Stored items
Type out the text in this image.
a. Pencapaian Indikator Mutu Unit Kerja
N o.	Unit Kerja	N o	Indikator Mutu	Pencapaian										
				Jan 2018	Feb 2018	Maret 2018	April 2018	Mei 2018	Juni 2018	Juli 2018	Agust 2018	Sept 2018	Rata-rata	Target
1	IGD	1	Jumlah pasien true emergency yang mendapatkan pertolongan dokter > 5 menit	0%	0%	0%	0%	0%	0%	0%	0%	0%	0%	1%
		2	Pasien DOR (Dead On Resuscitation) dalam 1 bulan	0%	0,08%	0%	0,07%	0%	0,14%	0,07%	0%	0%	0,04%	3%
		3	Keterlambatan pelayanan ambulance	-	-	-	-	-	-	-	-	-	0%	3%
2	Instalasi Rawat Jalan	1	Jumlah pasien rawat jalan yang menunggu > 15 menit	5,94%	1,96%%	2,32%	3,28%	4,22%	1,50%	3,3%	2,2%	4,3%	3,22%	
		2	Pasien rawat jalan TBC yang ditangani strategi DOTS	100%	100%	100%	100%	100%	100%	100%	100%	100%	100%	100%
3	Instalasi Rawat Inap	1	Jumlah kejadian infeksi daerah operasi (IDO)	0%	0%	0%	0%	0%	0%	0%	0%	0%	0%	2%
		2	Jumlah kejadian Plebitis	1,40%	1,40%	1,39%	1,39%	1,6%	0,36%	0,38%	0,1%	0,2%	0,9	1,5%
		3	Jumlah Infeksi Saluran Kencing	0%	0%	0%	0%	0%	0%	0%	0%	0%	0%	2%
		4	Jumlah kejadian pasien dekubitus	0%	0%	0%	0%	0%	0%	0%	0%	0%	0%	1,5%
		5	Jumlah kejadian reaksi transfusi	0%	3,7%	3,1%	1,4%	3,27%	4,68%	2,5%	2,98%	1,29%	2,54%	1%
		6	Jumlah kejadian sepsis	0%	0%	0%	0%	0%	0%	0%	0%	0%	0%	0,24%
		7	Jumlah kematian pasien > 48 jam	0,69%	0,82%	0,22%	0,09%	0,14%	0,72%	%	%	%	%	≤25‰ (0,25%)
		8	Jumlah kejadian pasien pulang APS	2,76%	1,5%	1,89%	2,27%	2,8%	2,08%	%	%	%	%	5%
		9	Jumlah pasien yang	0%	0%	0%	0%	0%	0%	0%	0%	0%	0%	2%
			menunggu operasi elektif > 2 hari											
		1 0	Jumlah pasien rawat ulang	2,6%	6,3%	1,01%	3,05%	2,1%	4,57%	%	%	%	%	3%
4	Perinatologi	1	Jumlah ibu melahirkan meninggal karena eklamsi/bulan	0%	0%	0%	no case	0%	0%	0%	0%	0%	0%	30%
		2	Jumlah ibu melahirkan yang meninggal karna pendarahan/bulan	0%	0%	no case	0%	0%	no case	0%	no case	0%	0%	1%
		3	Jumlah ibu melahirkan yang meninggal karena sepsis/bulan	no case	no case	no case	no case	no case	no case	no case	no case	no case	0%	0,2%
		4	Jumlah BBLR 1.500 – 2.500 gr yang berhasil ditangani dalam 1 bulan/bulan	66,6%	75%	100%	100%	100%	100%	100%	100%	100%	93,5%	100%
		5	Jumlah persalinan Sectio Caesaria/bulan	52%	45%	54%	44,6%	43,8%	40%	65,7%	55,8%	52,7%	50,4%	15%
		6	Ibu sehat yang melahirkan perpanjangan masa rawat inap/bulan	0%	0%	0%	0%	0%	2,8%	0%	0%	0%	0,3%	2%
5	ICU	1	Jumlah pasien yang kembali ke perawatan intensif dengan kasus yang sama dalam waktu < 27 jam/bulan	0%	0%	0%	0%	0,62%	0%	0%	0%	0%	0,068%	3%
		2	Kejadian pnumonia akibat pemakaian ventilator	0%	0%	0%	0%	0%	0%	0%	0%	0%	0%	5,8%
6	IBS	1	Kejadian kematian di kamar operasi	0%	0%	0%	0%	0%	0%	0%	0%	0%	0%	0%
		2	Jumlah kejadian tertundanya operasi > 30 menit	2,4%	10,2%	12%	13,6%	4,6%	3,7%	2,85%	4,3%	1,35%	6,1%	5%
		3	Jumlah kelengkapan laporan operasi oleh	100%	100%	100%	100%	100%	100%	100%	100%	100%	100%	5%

▶ _WRITTEN REQUEST_
Using the data above, reproduce every line exactly.

▶ _RESULT_
Type out the text in this image.
a. Pencapaian Indikator Mutu Unit Kerja
N o.	Unit Kerja	N o	Indikator Mutu	Pencapaian										
				Jan 2018	Feb 2018	Maret 2018	April 2018	Mei 2018	Juni 2018	Juli 2018	Agust 2018	Sept 2018	Rata-rata	Target
1	IGD	1	Jumlah pasien true emergency yang mendapatkan pertolongan dokter > 5 menit	0%	0%	0%	0%	0%	0%	0%	0%	0%	0%	1%
		2	Pasien DOR (Dead On Resuscitation) dalam 1 bulan	0%	0,08%	0%	0,07%	0%	0,14%	0,07%	0%	0%	0,04%	3%
		3	Keterlambatan pelayanan ambulance	-	-	-	-	-	-	-	-	-	0%	3%
2	Instalasi Rawat Jalan	1	Jumlah pasien rawat jalan yang menunggu > 15 menit	5,94%	1,96%%	2,32%	3,28%	4,22%	1,50%	3,3%	2,2%	4,3%	3,22%	
		2	Pasien rawat jalan TBC yang ditangani strategi DOTS	100%	100%	100%	100%	100%	100%	100%	100%	100%	100%	100%
3	Instalasi Rawat Inap	1	Jumlah kejadian infeksi daerah operasi (IDO)	0%	0%	0%	0%	0%	0%	0%	0%	0%	0%	2%
		2	Jumlah kejadian Plebitis	1,40%	1,40%	1,39%	1,39%	1,6%	0,36%	0,38%	0,1%	0,2%	0,9	1,5%
		3	Jumlah Infeksi Saluran Kencing	0%	0%	0%	0%	0%	0%	0%	0%	0%	0%	2%
		4	Jumlah kejadian pasien dekubitus	0%	0%	0%	0%	0%	0%	0%	0%	0%	0%	1,5%
		5	Jumlah kejadian reaksi transfusi	0%	3,7%	3,1%	1,4%	3,27%	4,68%	2,5%	2,98%	1,29%	2,54%	1%
		6	Jumlah kejadian sepsis	0%	0%	0%	0%	0%	0%	0%	0%	0%	0%	0,24%
		7	Jumlah kematian pasien > 48 jam	0,69%	0,82%	0,22%	0,09%	0,14%	0,72%	%	%	%	%	≤25‰ (0,25%)
		8	Jumlah kejadian pasien pulang APS	2,76%	1,5%	1,89%	2,27%	2,8%	2,08%	%	%	%	%	5%
		9	Jumlah pasien yang	0%	0%	0%	0%	0%	0%	0%	0%	0%	0%	2%
			menunggu operasi elektif > 2 hari											
		1 0	Jumlah pasien rawat ulang	2,6%	6,3%	1,01%	3,05%	2,1%	4,57%	%	%	%	%	3%
4	Perinatologi	1	Jumlah ibu melahirkan meninggal karena eklamsi/bulan	0%	0%	0%	no case	0%	0%	0%	0%	0%	0%	30%
		2	Jumlah ibu melahirkan yang meninggal karna pendarahan/bulan	0%	0%	no case	0%	0%	no case	0%	no case	0%	0%	1%
		3	Jumlah ibu melahirkan yang meninggal karena sepsis/bulan	no case	no case	no case	no case	no case	no case	no case	no case	no case	0%	0,2%
		4	Jumlah BBLR 1.500 – 2.500 gr yang berhasil ditangani dalam 1 bulan/bulan	66,6%	75%	100%	100%	100%	100%	100%	100%	100%	93,5%	100%
		5	Jumlah persalinan Sectio Caesaria/bulan	52%	45%	54%	44,6%	43,8%	40%	65,7%	55,8%	52,7%	50,4%	15%
		6	Ibu sehat yang melahirkan perpanjangan masa rawat inap/bulan	0%	0%	0%	0%	0%	2,8%	0%	0%	0%	0,3%	2%
5	ICU	1	Jumlah pasien yang kembali ke perawatan intensif dengan kasus yang sama dalam waktu < 27 jam/bulan	0%	0%	0%	0%	0,62%	0%	0%	0%	0%	0,068%	3%
		2	Kejadian pnumonia akibat pemakaian ventilator	0%	0%	0%	0%	0%	0%	0%	0%	0%	0%	5,8%
6	IBS	1	Kejadian kematian di kamar operasi	0%	0%	0%	0%	0%	0%	0%	0%	0%	0%	0%
		2	Jumlah kejadian tertundanya operasi > 30 menit	2,4%	10,2%	12%	13,6%	4,6%	3,7%	2,85%	4,3%	1,35%	6,1%	5%
		3	Jumlah kelengkapan laporan operasi oleh	100%	100%	100%	100%	100%	100%	100%	100%	100%	100%	5%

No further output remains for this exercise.